● **MATERIAL PROVIDED**
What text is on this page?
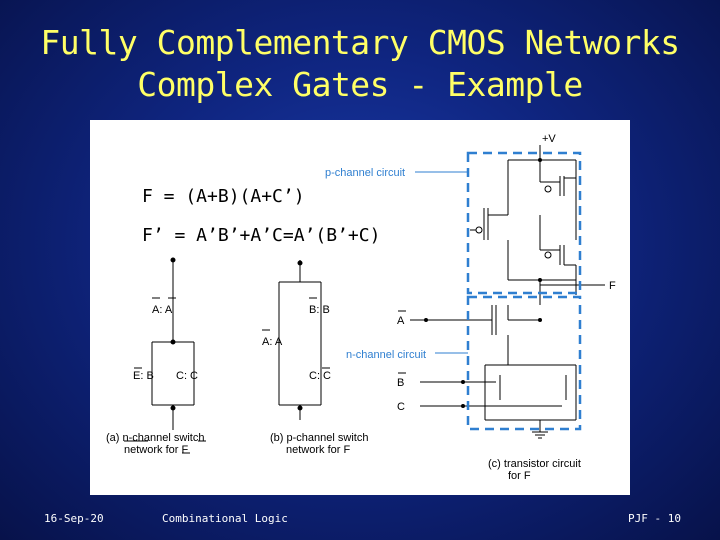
Fully Complementary CMOS Networks
Complex Gates - Example
F = (A+B)(A+C’)
F’ = A’B’+A’C=A’(B’+C)
A: A
E: B C: C
(a) n-channel switch
network for F
B: B
A: A
C: C
(b) p-channel switch
network for F
+V
p-channel circuit
n-channel circuit
F
A
B
C
(c) transistor circuit
for F
16-Sep-20	Combinational Logic	PJF - 10
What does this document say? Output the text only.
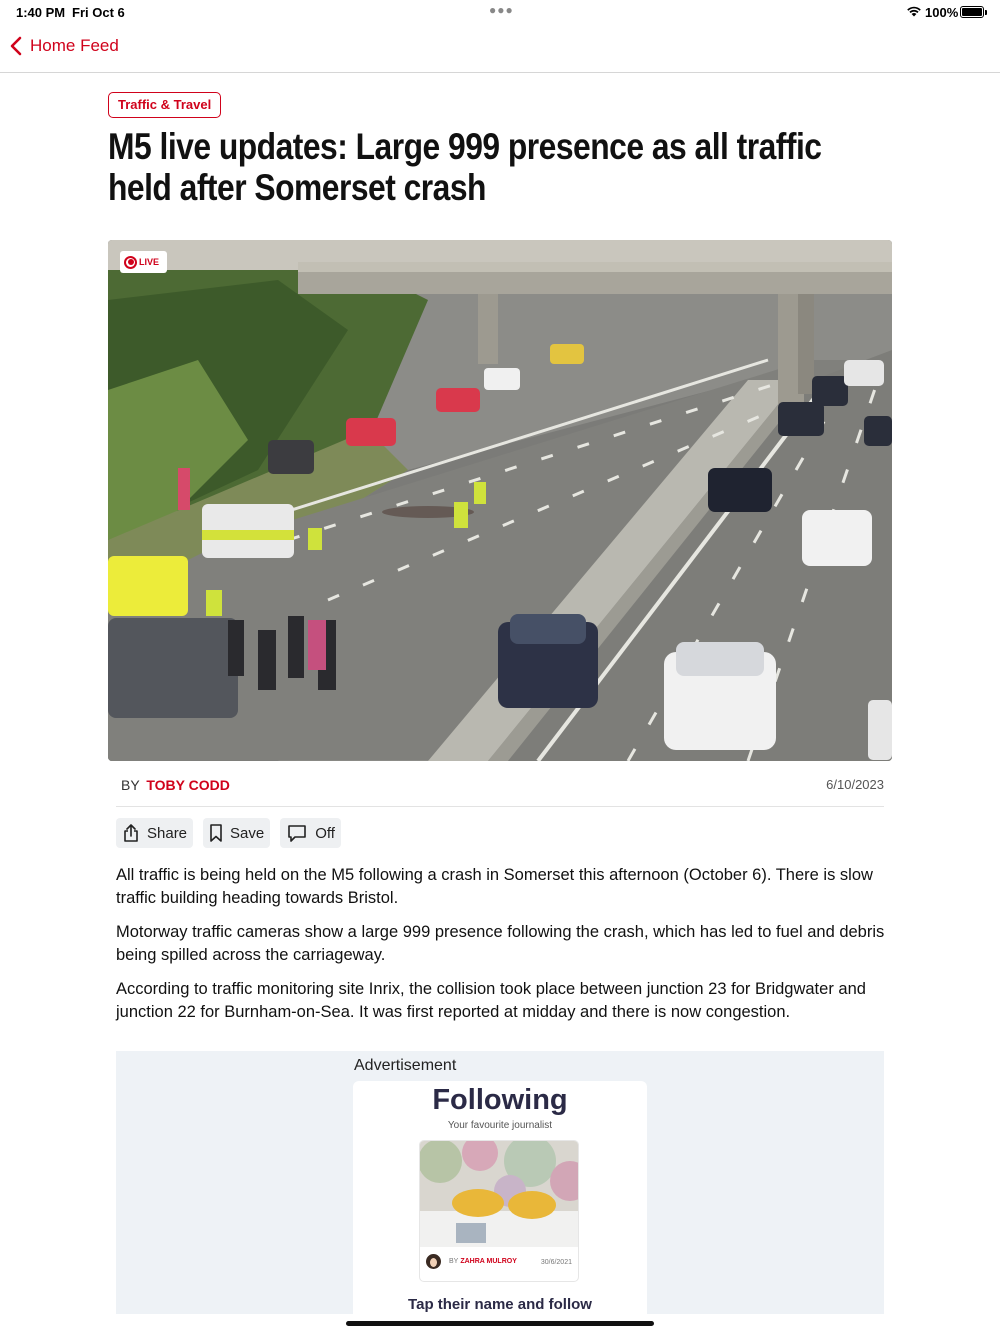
1:40 PM Fri Oct 6	●●●	100%
Home Feed
Traffic & Travel
M5 live updates: Large 999 presence as all traffic held after Somerset crash
LIVE
BY TOBY CODD	6/10/2023
Share	Save	Off

All traffic is being held on the M5 following a crash in Somerset this afternoon (October 6). There is slow traffic building heading towards Bristol.

Motorway traffic cameras show a large 999 presence following the crash, which has led to fuel and debris being spilled across the carriageway.

According to traffic monitoring site Inrix, the collision took place between junction 23 for Bridgwater and junction 22 for Burnham-on-Sea. It was first reported at midday and there is now congestion.

Advertisement
Following
Your favourite journalist
BY ZAHRA MULROY	30/6/2021
Tap their name and follow
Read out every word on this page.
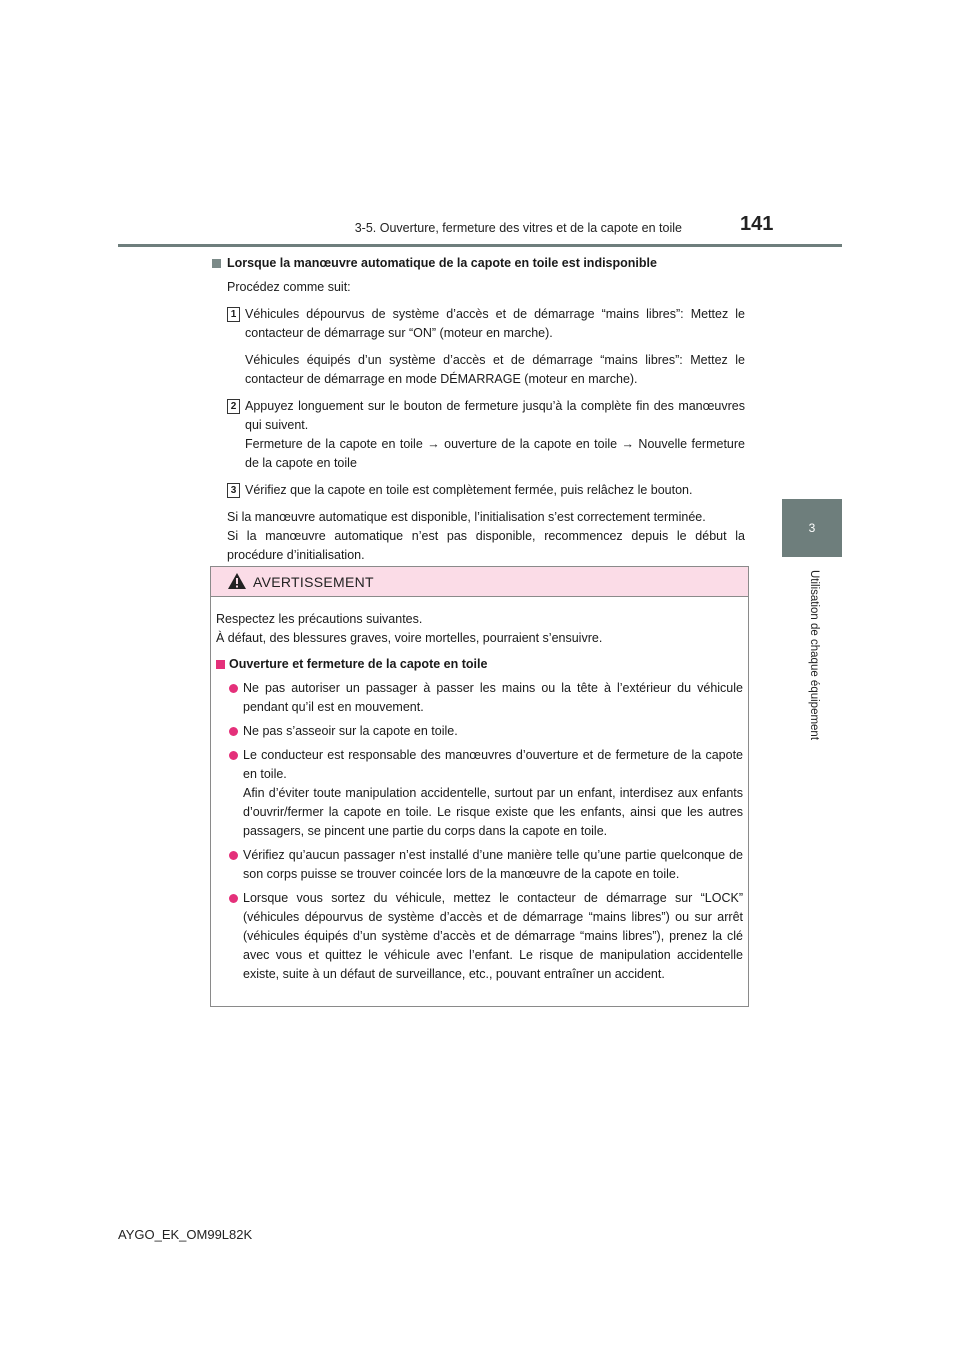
3-5. Ouverture, fermeture des vitres et de la capote en toile	141
3
Utilisation de chaque équipement
Lorsque la manœuvre automatique de la capote en toile est indisponible
Procédez comme suit:
1 Véhicules dépourvus de système d’accès et de démarrage “mains libres”: Mettez le contacteur de démarrage sur “ON” (moteur en marche).

Véhicules équipés d’un système d’accès et de démarrage “mains libres”: Mettez le contacteur de démarrage en mode DÉMARRAGE (moteur en marche).

2 Appuyez longuement sur le bouton de fermeture jusqu’à la complète fin des manœuvres qui suivent.

Fermeture de la capote en toile → ouverture de la capote en toile → Nouvelle fermeture de la capote en toile

3 Vérifiez que la capote en toile est complètement fermée, puis relâchez le bouton.

Si la manœuvre automatique est disponible, l’initialisation s’est correctement terminée.

Si la manœuvre automatique n’est pas disponible, recommencez depuis le début la procédure d’initialisation.

AVERTISSEMENT

Respectez les précautions suivantes.

À défaut, des blessures graves, voire mortelles, pourraient s’ensuivre.

Ouverture et fermeture de la capote en toile

Ne pas autoriser un passager à passer les mains ou la tête à l’extérieur du véhicule pendant qu’il est en mouvement.

Ne pas s’asseoir sur la capote en toile.

Le conducteur est responsable des manœuvres d’ouverture et de fermeture de la capote en toile.

Afin d’éviter toute manipulation accidentelle, surtout par un enfant, interdisez aux enfants d’ouvrir/fermer la capote en toile. Le risque existe que les enfants, ainsi que les autres passagers, se pincent une partie du corps dans la capote en toile.

Vérifiez qu’aucun passager n’est installé d’une manière telle qu’une partie quelconque de son corps puisse se trouver coincée lors de la manœuvre de la capote en toile.

Lorsque vous sortez du véhicule, mettez le contacteur de démarrage sur “LOCK” (véhicules dépourvus de système d’accès et de démarrage “mains libres”) ou sur arrêt (véhicules équipés d’un système d’accès et de démarrage “mains libres”), prenez la clé avec vous et quittez le véhicule avec l’enfant. Le risque de manipulation accidentelle existe, suite à un défaut de surveillance, etc., pouvant entraîner un accident.

AYGO_EK_OM99L82K
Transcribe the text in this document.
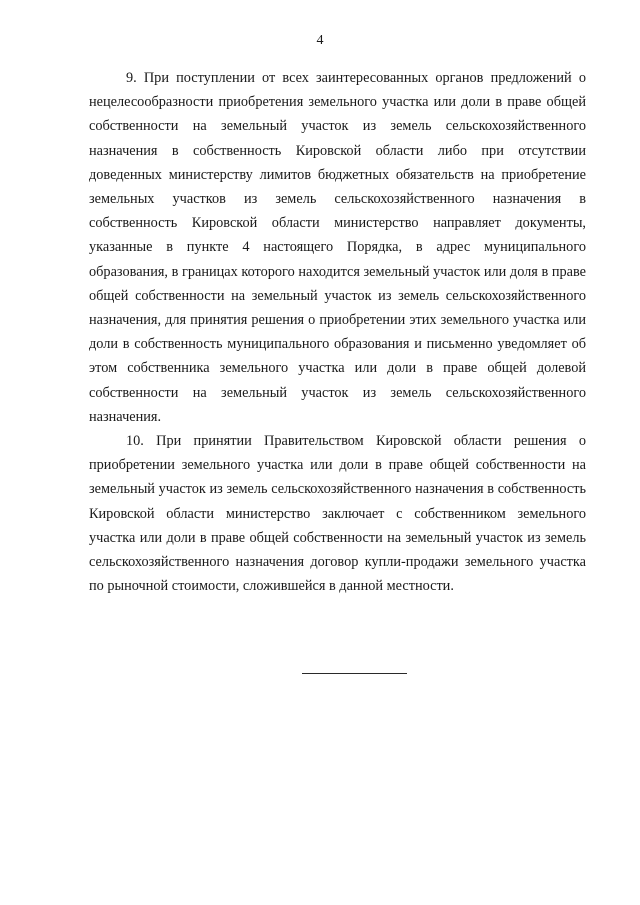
4

9. При поступлении от всех заинтересованных органов предложений о нецелесообразности приобретения земельного участка или доли в праве общей собственности на земельный участок из земель сельскохозяйственного назначения в собственность Кировской области либо при отсутствии доведенных министерству лимитов бюджетных обязательств на приобретение земельных участков из земель сельскохозяйственного назначения в собственность Кировской области министерство направляет документы, указанные в пункте 4 настоящего Порядка, в адрес муниципального образования, в границах которого находится земельный участок или доля в праве общей собственности на земельный участок из земель сельскохозяйственного назначения, для принятия решения о приобретении этих земельного участка или доли в собственность муниципального образования и письменно уведомляет об этом собственника земельного участка или доли в праве общей долевой собственности на земельный участок из земель сельскохозяйственного назначения.

10. При принятии Правительством Кировской области решения о приобретении земельного участка или доли в праве общей собственности на земельный участок из земель сельскохозяйственного назначения в собственность Кировской области министерство заключает с собственником земельного участка или доли в праве общей собственности на земельный участок из земель сельскохозяйственного назначения договор купли-продажи земельного участка по рыночной стоимости, сложившейся в данной местности.
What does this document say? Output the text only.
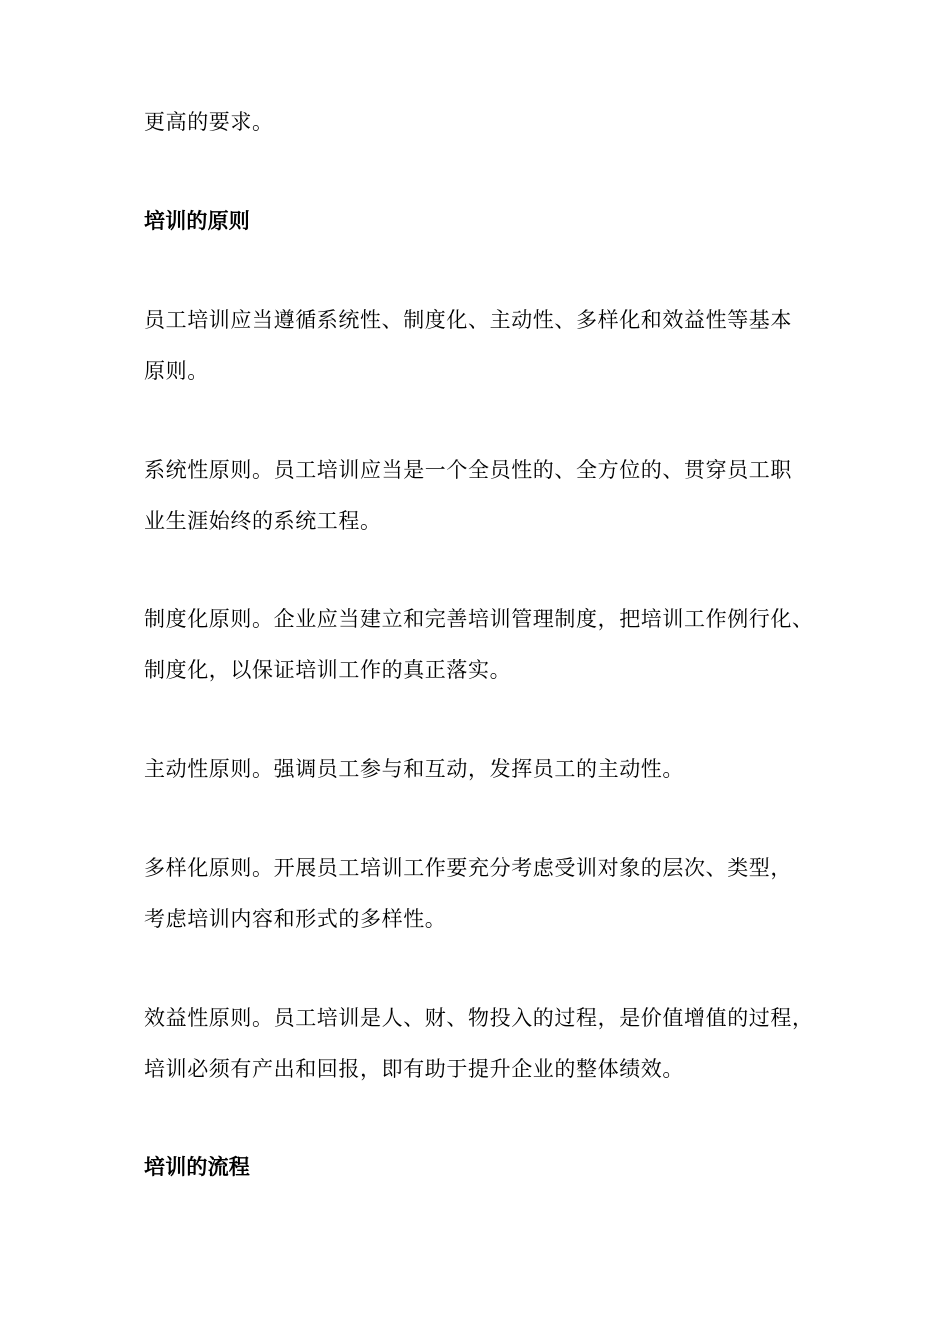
更高的要求。
培训的原则
员工培训应当遵循系统性、制度化、主动性、多样化和效益性等基本
原则。
系统性原则。员工培训应当是一个全员性的、全方位的、贯穿员工职
业生涯始终的系统工程。
制度化原则。企业应当建立和完善培训管理制度，把培训工作例行化、
制度化，以保证培训工作的真正落实。
主动性原则。强调员工参与和互动，发挥员工的主动性。
多样化原则。开展员工培训工作要充分考虑受训对象的层次、类型，
考虑培训内容和形式的多样性。
效益性原则。员工培训是人、财、物投入的过程，是价值增值的过程，
培训必须有产出和回报，即有助于提升企业的整体绩效。
培训的流程
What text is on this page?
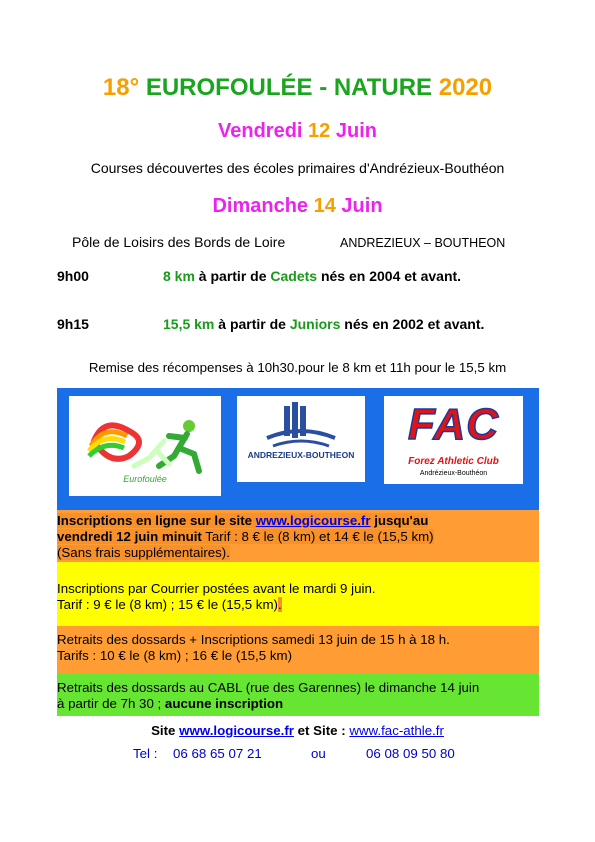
18° EUROFOULÉE - NATURE 2020
Vendredi 12 Juin
Courses découvertes des écoles primaires d'Andrézieux-Bouthéon
Dimanche 14 Juin
Pôle de Loisirs des Bords de Loire	ANDREZIEUX – BOUTHEON
9h00	8 km à partir de Cadets nés en 2004 et avant.
9h15	15,5 km à partir de Juniors nés en 2002 et avant.
Remise des récompenses à 10h30.pour le 8 km et 11h pour le 15,5 km
Eurofoulée
ANDREZIEUX-BOUTHEON
FAC
Forez Athletic Club
Andrézieux-Bouthéon
Inscriptions en ligne sur le site www.logicourse.fr jusqu'au
vendredi 12 juin minuit Tarif : 8 € le (8 km) et 14 € le (15,5 km)
(Sans frais supplémentaires).
Inscriptions par Courrier postées avant le mardi 9 juin.
Tarif : 9 € le (8 km) ; 15 € le (15,5 km).
Retraits des dossards + Inscriptions samedi 13 juin de 15 h à 18 h.
Tarifs : 10 € le (8 km) ; 16 € le (15,5 km)
Retraits des dossards au CABL (rue des Garennes) le dimanche 14 juin
à partir de 7h 30 ; aucune inscription
Site www.logicourse.fr et Site : www.fac-athle.fr
Tel : 06 68 65 07 21	ou	06 08 09 50 80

● **SHORT PROBLEM**
Which lines hold the word "corps"? Show each one.

● **RESULT OF THIS TASK**
Afin d’éviter toute manipulation accidentelle, surtout par un enfant, interdisez aux enfants d’ouvrir/fermer la capote en toile. Le risque existe que les enfants, ainsi que les autres passagers, se pincent une partie du corps dans la capote en toile.
Vérifiez qu’aucun passager n’est installé d’une manière telle qu’une partie quelconque de son corps puisse se trouver coincée lors de la manœuvre de la capote en toile.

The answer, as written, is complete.